• Instructions to follow: Copy each line of the records that contains the word "fraction".

• Source material:
--- Start ---

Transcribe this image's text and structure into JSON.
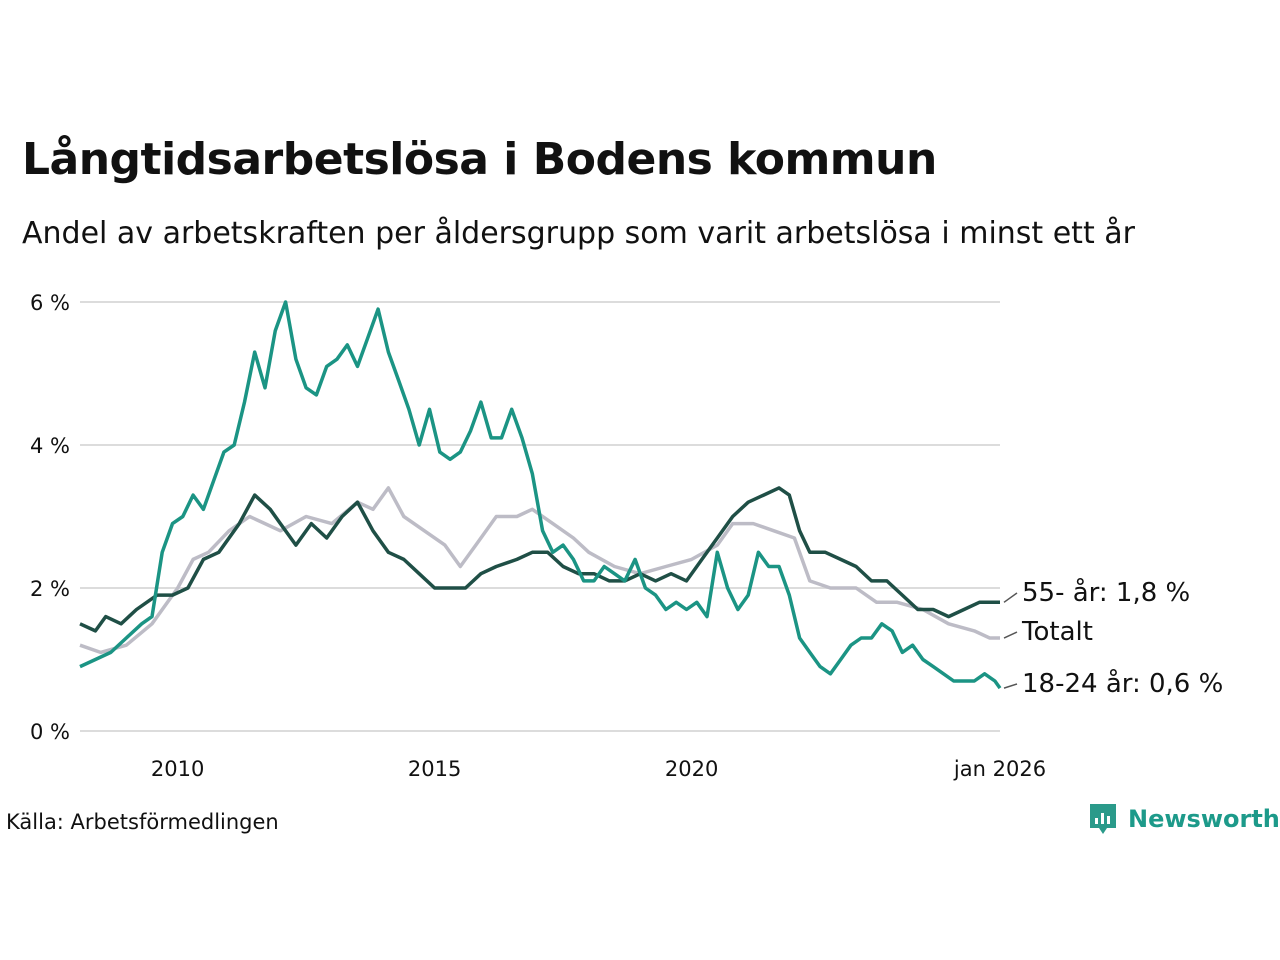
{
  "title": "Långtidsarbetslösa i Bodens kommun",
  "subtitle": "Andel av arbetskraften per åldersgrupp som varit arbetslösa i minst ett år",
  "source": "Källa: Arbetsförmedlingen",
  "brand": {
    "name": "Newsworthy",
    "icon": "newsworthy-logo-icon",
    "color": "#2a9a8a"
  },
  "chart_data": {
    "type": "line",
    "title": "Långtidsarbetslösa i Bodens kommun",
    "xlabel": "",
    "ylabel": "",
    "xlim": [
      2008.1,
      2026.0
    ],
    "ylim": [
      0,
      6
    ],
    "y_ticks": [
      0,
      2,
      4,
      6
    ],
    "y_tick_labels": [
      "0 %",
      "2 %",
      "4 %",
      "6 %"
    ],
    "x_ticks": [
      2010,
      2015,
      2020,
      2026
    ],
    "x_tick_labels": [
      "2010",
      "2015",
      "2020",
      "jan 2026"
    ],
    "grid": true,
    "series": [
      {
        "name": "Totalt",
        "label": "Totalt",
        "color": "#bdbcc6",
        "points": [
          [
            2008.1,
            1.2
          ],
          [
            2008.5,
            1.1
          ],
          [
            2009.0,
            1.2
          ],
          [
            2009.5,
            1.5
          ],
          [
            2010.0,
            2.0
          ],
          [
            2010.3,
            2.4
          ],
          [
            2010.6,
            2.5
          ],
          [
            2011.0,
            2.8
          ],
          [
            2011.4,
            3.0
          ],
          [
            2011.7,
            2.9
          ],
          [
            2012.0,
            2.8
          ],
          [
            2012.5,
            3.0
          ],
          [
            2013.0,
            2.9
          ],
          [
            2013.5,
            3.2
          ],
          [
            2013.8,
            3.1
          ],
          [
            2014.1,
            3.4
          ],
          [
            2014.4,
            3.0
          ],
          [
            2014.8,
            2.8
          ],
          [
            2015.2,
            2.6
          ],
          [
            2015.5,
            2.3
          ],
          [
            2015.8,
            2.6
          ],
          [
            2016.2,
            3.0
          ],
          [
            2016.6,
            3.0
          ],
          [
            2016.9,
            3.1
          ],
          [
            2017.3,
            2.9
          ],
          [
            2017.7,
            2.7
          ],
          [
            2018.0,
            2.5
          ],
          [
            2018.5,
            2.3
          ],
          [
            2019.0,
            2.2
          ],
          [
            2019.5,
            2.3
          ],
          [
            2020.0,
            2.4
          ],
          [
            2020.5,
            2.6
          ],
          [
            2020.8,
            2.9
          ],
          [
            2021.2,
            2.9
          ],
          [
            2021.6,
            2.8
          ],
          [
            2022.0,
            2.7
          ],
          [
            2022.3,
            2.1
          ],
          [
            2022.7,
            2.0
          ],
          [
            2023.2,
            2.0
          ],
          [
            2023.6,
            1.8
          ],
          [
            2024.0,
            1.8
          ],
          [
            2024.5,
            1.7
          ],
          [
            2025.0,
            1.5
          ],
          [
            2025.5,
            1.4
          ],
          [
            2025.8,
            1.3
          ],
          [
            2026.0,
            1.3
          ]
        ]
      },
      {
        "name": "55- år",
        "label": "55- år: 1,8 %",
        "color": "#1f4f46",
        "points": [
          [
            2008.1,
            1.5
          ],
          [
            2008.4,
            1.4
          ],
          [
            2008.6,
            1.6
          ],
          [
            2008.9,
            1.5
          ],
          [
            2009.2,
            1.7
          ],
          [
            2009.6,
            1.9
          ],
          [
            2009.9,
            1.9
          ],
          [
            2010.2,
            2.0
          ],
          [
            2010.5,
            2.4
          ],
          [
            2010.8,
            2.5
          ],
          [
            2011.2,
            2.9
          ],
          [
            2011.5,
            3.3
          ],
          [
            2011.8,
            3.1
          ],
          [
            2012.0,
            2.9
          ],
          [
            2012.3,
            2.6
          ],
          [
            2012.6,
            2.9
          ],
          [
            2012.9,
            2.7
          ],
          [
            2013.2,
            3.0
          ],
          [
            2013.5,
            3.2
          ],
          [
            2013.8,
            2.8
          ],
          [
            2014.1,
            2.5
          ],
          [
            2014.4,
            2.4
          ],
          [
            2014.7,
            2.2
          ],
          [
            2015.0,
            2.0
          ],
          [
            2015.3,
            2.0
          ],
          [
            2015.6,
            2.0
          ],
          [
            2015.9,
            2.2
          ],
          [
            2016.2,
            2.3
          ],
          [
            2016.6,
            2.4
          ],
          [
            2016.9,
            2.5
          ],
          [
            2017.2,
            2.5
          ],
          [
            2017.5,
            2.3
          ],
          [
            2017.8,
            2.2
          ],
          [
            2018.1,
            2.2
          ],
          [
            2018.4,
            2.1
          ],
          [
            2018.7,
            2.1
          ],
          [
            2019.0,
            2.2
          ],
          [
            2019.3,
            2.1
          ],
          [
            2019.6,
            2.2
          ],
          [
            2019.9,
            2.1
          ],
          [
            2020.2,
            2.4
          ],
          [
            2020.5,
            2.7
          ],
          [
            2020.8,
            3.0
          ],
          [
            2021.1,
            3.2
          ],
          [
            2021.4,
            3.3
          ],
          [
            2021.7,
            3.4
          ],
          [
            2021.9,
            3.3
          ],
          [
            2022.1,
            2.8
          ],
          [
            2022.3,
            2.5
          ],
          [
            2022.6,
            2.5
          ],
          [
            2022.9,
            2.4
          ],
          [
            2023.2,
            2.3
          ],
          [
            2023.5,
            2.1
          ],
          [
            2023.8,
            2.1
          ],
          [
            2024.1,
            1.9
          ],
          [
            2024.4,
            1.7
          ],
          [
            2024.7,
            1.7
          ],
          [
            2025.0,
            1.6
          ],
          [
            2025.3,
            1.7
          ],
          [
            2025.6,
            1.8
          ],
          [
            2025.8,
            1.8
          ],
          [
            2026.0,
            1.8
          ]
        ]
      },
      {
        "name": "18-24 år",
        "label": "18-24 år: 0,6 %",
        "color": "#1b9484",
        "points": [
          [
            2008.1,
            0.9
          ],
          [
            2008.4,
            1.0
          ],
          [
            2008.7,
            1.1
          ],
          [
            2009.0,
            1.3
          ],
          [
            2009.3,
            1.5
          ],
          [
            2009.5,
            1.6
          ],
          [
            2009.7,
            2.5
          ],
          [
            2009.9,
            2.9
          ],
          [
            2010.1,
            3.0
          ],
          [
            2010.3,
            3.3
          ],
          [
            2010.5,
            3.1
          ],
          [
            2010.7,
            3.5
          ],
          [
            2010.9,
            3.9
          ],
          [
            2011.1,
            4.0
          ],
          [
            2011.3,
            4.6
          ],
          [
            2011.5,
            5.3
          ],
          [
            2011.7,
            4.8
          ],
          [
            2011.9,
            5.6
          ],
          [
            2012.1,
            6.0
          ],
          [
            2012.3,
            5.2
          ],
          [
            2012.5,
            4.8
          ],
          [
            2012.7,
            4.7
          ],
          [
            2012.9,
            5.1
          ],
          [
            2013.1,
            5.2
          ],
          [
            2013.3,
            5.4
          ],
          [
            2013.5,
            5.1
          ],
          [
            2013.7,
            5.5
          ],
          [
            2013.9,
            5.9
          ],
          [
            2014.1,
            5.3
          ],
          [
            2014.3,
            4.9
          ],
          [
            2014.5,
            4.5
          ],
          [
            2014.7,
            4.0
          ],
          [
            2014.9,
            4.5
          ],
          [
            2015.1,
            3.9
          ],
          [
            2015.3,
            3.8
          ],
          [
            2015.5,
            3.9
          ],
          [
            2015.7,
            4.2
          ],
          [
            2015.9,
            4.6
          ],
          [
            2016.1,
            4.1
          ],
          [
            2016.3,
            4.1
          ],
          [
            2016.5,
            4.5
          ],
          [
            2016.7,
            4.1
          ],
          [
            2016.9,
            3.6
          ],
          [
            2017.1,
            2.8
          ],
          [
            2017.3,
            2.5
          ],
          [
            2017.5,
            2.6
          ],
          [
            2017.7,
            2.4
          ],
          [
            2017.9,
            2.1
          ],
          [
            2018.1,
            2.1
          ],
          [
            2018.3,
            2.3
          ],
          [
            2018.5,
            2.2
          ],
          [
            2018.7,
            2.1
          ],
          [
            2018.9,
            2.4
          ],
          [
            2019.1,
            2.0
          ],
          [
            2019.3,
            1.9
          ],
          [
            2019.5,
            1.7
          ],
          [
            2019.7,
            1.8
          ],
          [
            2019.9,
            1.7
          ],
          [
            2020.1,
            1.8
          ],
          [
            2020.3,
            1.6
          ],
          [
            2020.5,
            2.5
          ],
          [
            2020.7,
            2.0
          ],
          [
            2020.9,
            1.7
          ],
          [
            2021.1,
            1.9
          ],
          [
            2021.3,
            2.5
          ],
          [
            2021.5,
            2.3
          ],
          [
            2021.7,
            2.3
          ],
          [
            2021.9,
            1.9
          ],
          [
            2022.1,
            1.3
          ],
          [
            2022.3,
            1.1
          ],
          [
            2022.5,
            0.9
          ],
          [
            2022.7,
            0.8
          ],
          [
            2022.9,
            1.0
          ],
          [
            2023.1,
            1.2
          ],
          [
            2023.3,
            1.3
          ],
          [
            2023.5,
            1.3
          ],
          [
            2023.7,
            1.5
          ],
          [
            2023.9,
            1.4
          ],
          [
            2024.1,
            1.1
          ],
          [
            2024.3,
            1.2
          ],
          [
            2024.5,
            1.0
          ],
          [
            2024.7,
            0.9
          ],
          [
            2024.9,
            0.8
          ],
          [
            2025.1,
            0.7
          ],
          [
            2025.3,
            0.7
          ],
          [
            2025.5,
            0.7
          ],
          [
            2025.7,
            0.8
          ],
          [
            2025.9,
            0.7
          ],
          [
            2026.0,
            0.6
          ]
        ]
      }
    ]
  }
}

--- End ---
--- Start ---

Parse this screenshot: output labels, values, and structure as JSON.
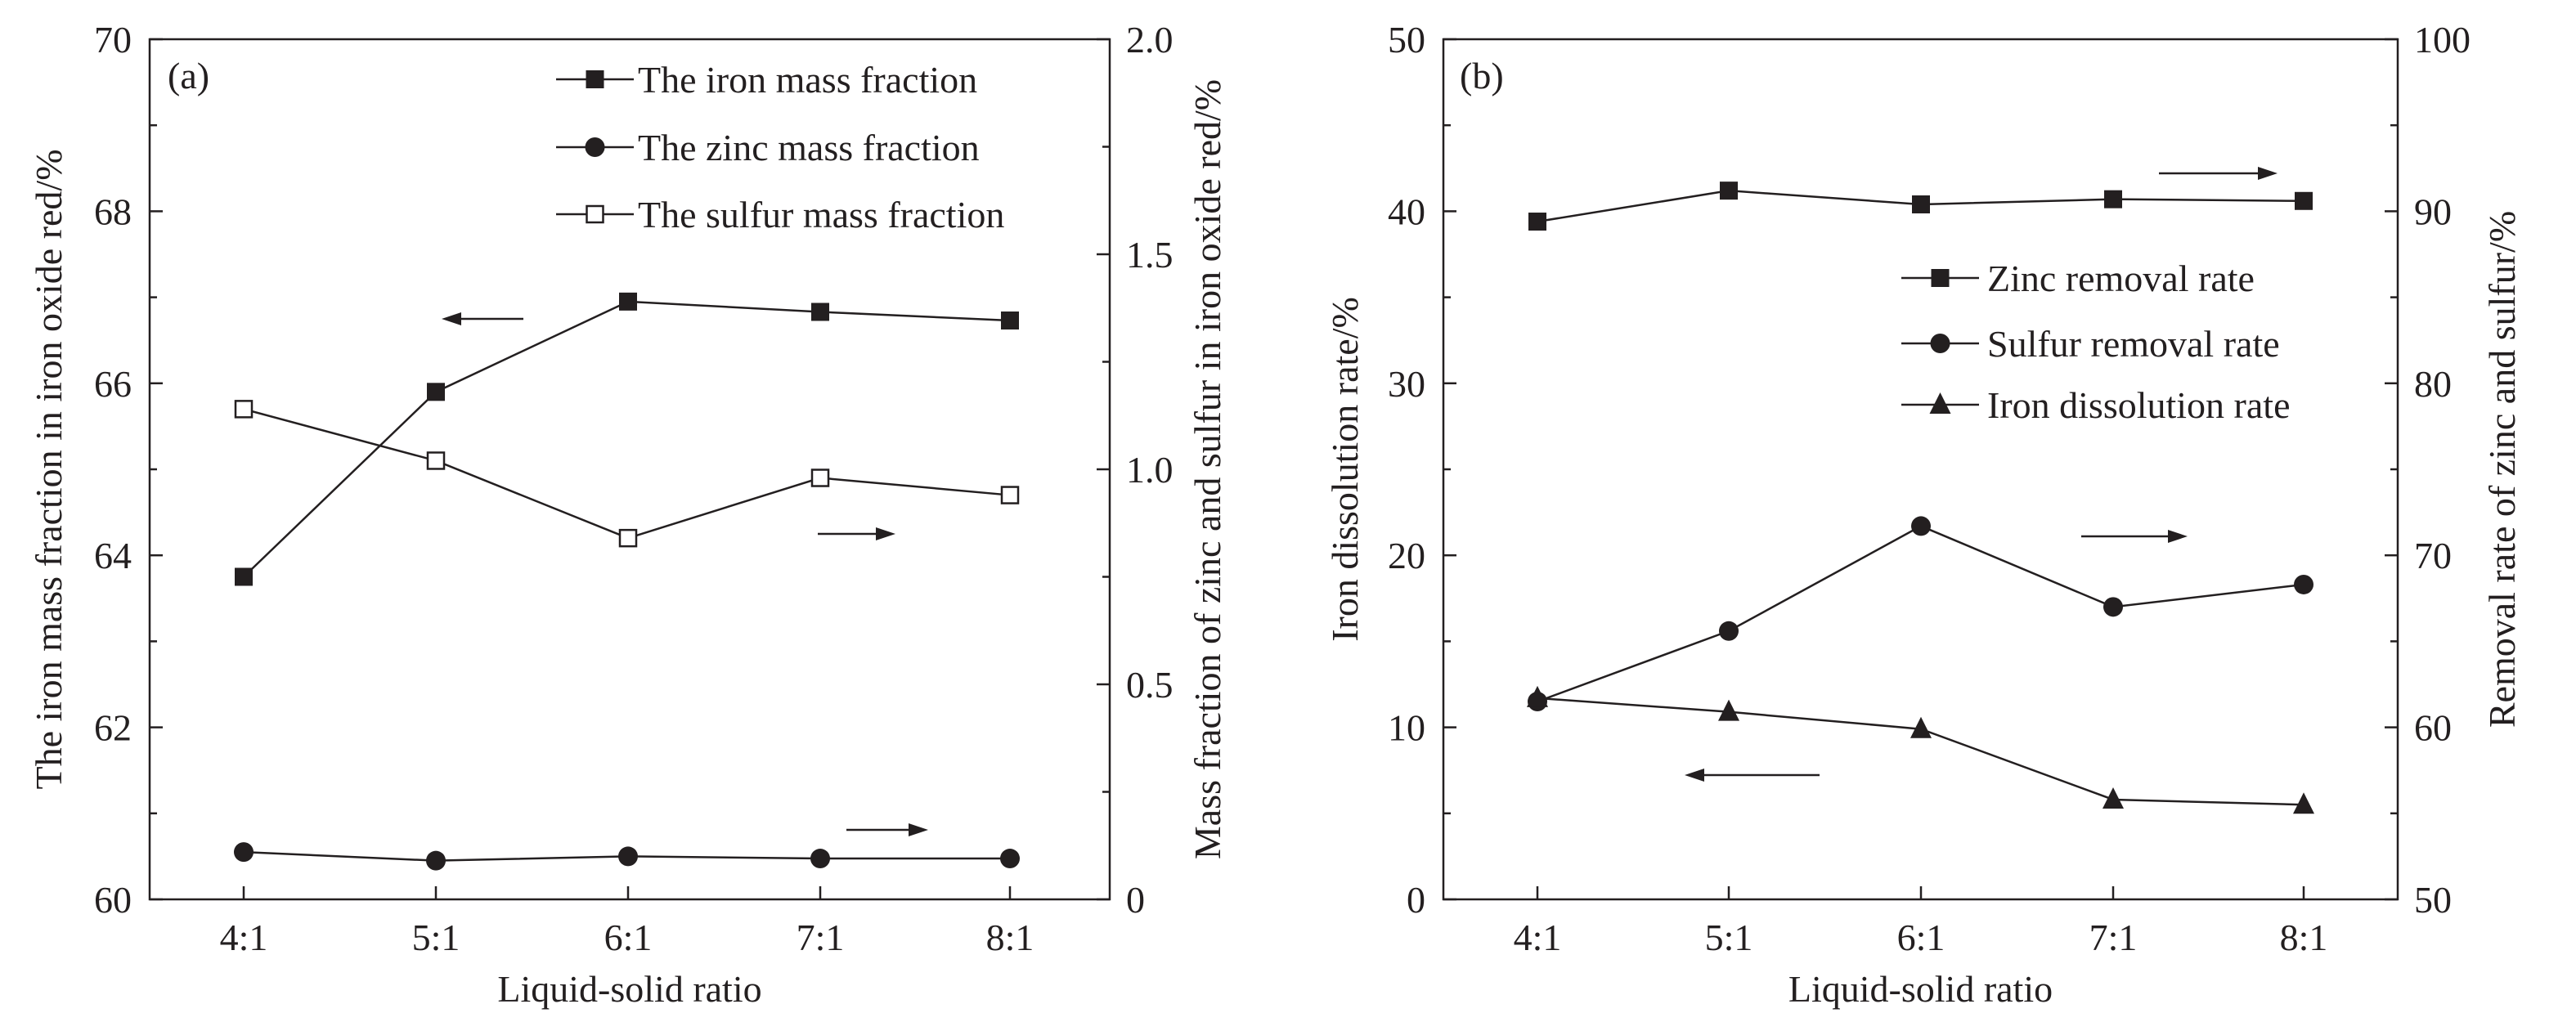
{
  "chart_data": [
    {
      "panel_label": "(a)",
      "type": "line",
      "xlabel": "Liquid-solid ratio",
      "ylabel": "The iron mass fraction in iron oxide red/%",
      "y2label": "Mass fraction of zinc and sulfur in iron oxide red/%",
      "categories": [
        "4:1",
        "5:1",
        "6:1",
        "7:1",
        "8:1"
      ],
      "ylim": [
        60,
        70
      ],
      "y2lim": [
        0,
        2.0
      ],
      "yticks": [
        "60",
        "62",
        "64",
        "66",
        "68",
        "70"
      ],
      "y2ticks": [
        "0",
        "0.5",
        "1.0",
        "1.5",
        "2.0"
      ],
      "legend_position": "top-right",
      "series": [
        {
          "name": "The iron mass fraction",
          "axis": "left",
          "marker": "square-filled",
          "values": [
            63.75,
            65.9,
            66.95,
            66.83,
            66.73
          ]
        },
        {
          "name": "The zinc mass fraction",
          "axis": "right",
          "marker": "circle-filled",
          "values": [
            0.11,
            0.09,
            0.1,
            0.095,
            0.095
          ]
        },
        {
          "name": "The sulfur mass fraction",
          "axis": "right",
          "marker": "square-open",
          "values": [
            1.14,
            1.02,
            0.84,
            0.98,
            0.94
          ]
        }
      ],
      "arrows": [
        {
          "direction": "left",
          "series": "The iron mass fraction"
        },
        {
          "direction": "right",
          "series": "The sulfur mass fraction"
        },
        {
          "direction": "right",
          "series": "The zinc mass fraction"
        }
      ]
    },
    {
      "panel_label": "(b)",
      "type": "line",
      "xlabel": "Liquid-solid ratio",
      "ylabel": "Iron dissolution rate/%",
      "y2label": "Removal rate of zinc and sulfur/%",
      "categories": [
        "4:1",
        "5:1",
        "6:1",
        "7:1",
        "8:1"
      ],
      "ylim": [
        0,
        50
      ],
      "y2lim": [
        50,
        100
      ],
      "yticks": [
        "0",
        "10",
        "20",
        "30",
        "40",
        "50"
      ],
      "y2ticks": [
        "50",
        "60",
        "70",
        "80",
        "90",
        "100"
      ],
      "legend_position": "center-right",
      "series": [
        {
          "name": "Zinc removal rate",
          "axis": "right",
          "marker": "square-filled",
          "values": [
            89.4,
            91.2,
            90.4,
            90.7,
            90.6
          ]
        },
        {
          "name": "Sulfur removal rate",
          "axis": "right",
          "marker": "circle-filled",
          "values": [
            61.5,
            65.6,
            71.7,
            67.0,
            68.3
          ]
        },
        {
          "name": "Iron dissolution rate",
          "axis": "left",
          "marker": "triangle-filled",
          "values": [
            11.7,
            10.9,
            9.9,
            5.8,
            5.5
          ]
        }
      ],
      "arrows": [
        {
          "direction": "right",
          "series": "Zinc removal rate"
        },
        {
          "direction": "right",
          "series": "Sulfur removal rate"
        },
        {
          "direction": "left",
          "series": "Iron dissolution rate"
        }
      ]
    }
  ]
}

--- End ---

• Solution for this exercise:
      "ylabel": "The iron mass fraction in iron oxide red/%",
      "y2label": "Mass fraction of zinc and sulfur in iron oxide red/%",
          "name": "The iron mass fraction",
          "name": "The zinc mass fraction",
          "name": "The sulfur mass fraction",
          "series": "The iron mass fraction"
          "series": "The sulfur mass fraction"
          "series": "The zinc mass fraction"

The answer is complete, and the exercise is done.